▸ **Your goal**: Every line of the listing must be reproduced as it stands. Leave the images behind.

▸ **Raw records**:
○ ○ ○
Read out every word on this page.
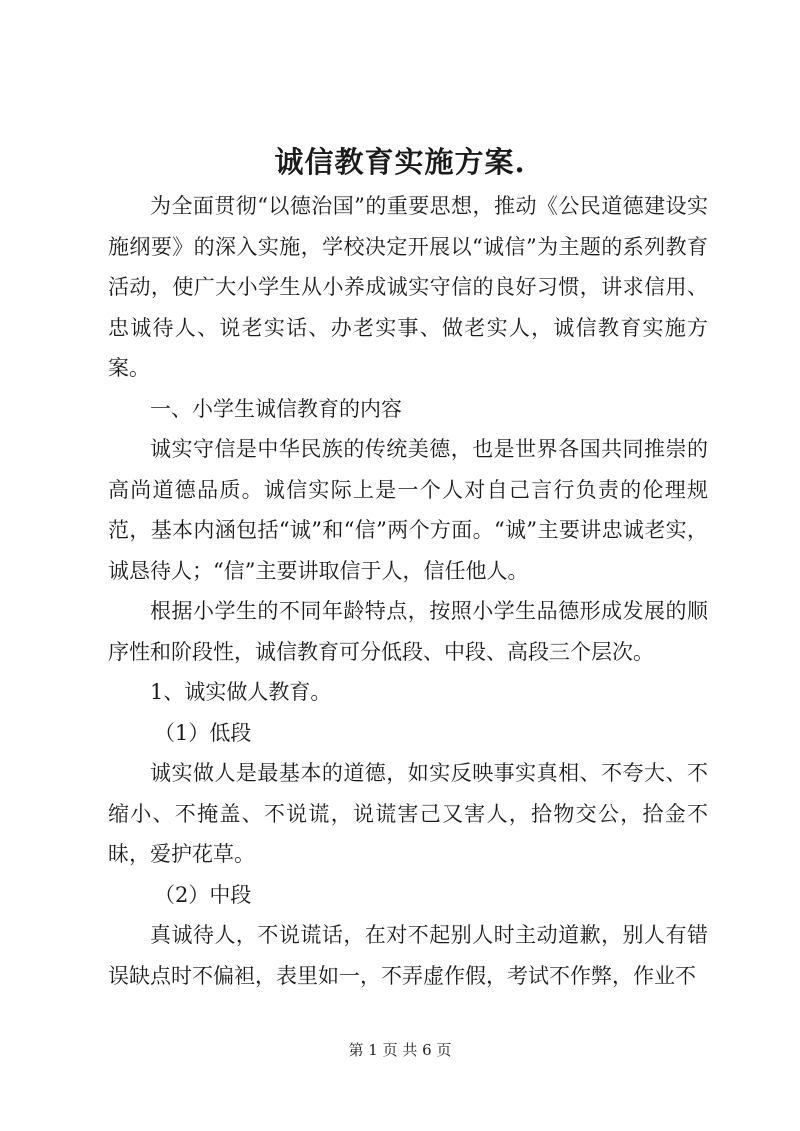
诚信教育实施方案.

为全面贯彻“以德治国”的重要思想，推动《公民道德建设实施纲要》的深入实施，学校决定开展以“诚信”为主题的系列教育活动，使广大小学生从小养成诚实守信的良好习惯，讲求信用、忠诚待人、说老实话、办老实事、做老实人，诚信教育实施方案。

一、小学生诚信教育的内容

诚实守信是中华民族的传统美德，也是世界各国共同推崇的高尚道德品质。诚信实际上是一个人对自己言行负责的伦理规范，基本内涵包括“诚”和“信”两个方面。“诚”主要讲忠诚老实，诚恳待人；“信”主要讲取信于人，信任他人。

根据小学生的不同年龄特点，按照小学生品德形成发展的顺序性和阶段性，诚信教育可分低段、中段、高段三个层次。

1、诚实做人教育。

（1）低段

诚实做人是最基本的道德，如实反映事实真相、不夸大、不缩小、不掩盖、不说谎，说谎害己又害人，拾物交公，拾金不昧，爱护花草。

（2）中段

真诚待人，不说谎话，在对不起别人时主动道歉，别人有错误缺点时不偏袒，表里如一，不弄虚作假，考试不作弊，作业不

第 1 页 共 6 页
○ ○ ○
▸ **Result of the exercise**:
Read out every word on this page.
诚信教育实施方案.

为全面贯彻“以德治国”的重要思想，推动《公民道德建设实施纲要》的深入实施，学校决定开展以“诚信”为主题的系列教育活动，使广大小学生从小养成诚实守信的良好习惯，讲求信用、忠诚待人、说老实话、办老实事、做老实人，诚信教育实施方案。

一、小学生诚信教育的内容

诚实守信是中华民族的传统美德，也是世界各国共同推崇的高尚道德品质。诚信实际上是一个人对自己言行负责的伦理规范，基本内涵包括“诚”和“信”两个方面。“诚”主要讲忠诚老实，诚恳待人；“信”主要讲取信于人，信任他人。

根据小学生的不同年龄特点，按照小学生品德形成发展的顺序性和阶段性，诚信教育可分低段、中段、高段三个层次。

1、诚实做人教育。

（1）低段

诚实做人是最基本的道德，如实反映事实真相、不夸大、不缩小、不掩盖、不说谎，说谎害己又害人，拾物交公，拾金不昧，爱护花草。

（2）中段

真诚待人，不说谎话，在对不起别人时主动道歉，别人有错误缺点时不偏袒，表里如一，不弄虚作假，考试不作弊，作业不

第 1 页 共 6 页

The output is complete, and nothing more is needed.